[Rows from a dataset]
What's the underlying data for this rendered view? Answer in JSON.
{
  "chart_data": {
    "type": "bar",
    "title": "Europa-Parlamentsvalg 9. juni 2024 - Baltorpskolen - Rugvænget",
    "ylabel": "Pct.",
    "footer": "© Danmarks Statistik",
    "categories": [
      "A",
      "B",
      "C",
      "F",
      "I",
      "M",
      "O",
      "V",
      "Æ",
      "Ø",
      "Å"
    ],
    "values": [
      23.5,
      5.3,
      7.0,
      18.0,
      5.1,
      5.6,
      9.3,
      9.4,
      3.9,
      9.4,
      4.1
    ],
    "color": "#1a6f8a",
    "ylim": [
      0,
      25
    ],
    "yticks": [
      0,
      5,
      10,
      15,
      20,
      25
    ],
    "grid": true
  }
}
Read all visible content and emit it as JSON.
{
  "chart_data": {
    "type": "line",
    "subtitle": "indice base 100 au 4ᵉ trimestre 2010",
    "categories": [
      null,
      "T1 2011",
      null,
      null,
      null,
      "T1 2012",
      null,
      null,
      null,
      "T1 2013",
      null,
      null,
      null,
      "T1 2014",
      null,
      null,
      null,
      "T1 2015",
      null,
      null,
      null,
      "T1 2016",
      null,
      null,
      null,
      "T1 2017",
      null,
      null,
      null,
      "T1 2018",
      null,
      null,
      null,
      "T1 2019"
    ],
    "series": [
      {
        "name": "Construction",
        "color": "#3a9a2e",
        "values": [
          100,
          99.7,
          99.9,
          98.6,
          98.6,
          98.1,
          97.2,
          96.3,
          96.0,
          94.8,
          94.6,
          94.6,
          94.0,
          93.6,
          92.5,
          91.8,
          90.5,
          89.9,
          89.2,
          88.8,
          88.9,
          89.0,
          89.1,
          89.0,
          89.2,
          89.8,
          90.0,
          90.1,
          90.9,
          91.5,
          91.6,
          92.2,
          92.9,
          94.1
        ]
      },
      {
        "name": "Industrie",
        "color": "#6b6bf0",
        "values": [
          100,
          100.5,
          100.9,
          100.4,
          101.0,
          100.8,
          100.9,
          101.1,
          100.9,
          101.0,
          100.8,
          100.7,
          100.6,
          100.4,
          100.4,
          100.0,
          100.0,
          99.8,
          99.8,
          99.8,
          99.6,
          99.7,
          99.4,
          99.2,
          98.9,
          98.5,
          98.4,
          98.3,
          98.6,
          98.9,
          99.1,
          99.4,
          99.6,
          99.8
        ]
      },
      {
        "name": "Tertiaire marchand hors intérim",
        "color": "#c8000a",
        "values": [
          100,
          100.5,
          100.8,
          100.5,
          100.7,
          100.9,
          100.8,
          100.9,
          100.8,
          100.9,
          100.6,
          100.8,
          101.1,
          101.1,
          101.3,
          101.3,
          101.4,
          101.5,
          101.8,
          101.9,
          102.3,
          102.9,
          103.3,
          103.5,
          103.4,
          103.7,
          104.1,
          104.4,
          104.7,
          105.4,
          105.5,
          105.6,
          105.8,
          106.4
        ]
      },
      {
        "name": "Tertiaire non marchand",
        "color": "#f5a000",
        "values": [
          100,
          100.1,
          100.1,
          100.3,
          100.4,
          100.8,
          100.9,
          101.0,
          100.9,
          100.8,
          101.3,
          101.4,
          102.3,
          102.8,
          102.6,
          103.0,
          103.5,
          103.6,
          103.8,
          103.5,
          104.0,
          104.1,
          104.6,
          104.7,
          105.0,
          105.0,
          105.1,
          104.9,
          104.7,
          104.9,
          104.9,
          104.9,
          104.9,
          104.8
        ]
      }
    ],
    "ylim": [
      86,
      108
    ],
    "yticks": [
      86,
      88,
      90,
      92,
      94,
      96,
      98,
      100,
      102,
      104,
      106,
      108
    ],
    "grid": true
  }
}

__Exercise__
Show all lines in the entries above where the word "JSON" appears.

__Full output__
What's the underlying data for this rendered view? Answer in JSON.
Read all visible content and emit it as JSON.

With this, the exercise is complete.